### SOURCE RECORDS:
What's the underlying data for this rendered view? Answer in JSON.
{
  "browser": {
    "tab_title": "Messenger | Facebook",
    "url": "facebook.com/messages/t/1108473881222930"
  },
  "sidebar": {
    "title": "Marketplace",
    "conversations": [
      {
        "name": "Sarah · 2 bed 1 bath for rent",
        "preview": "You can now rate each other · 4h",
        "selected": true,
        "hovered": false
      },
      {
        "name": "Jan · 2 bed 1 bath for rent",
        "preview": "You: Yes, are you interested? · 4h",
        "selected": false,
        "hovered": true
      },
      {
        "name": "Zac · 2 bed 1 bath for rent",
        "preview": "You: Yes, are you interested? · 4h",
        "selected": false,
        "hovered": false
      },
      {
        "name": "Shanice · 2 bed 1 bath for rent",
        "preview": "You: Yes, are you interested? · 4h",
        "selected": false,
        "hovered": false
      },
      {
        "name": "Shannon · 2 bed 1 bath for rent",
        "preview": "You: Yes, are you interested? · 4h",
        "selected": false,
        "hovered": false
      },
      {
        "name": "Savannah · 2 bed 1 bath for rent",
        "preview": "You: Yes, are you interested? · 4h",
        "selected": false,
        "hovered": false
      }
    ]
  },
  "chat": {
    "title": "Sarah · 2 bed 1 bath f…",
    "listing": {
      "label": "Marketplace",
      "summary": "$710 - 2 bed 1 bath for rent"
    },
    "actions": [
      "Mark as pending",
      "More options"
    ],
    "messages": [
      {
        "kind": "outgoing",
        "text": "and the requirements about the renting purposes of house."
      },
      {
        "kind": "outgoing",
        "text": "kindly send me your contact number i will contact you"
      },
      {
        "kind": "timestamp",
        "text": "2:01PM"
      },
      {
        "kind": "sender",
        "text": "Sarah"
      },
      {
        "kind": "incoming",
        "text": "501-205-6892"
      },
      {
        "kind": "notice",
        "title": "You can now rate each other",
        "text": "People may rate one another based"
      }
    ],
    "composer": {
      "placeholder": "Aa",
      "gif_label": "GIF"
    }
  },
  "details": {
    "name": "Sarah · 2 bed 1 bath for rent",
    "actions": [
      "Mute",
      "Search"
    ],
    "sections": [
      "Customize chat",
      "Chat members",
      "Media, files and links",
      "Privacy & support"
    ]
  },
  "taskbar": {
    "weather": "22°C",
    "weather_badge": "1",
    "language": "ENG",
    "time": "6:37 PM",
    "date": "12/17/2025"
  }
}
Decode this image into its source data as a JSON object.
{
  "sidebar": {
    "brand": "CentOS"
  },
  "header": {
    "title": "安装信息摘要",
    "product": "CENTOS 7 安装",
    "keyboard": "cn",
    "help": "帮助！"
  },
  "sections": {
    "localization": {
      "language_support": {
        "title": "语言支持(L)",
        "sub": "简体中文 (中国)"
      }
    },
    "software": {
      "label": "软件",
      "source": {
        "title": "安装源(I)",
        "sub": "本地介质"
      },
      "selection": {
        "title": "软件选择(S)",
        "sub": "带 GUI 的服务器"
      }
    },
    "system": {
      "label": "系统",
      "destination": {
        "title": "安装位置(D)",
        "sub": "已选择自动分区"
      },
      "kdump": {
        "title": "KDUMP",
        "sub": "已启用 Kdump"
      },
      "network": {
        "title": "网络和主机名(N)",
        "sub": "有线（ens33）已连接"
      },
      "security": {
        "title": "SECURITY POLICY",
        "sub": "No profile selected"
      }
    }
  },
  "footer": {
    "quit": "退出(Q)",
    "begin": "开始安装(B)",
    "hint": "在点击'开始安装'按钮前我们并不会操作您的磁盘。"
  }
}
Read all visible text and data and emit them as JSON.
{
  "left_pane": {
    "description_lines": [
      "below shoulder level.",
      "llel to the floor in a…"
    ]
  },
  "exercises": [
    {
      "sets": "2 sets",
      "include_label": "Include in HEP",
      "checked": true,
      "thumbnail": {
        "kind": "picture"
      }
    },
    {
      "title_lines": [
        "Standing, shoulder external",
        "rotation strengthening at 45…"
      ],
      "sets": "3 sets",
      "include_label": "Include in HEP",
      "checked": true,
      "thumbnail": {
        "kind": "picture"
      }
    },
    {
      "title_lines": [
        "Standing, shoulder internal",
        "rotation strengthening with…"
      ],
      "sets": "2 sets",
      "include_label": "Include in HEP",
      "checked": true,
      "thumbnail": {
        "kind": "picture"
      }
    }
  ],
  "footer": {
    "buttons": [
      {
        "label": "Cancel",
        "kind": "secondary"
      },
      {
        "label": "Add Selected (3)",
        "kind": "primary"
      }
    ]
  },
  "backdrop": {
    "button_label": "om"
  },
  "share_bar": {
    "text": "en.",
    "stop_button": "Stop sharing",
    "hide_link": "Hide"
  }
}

### SET PROBLEM:
Read the data above and count the lines that include "strengthening". Answer only with the count.

### FINAL ANSWER:
2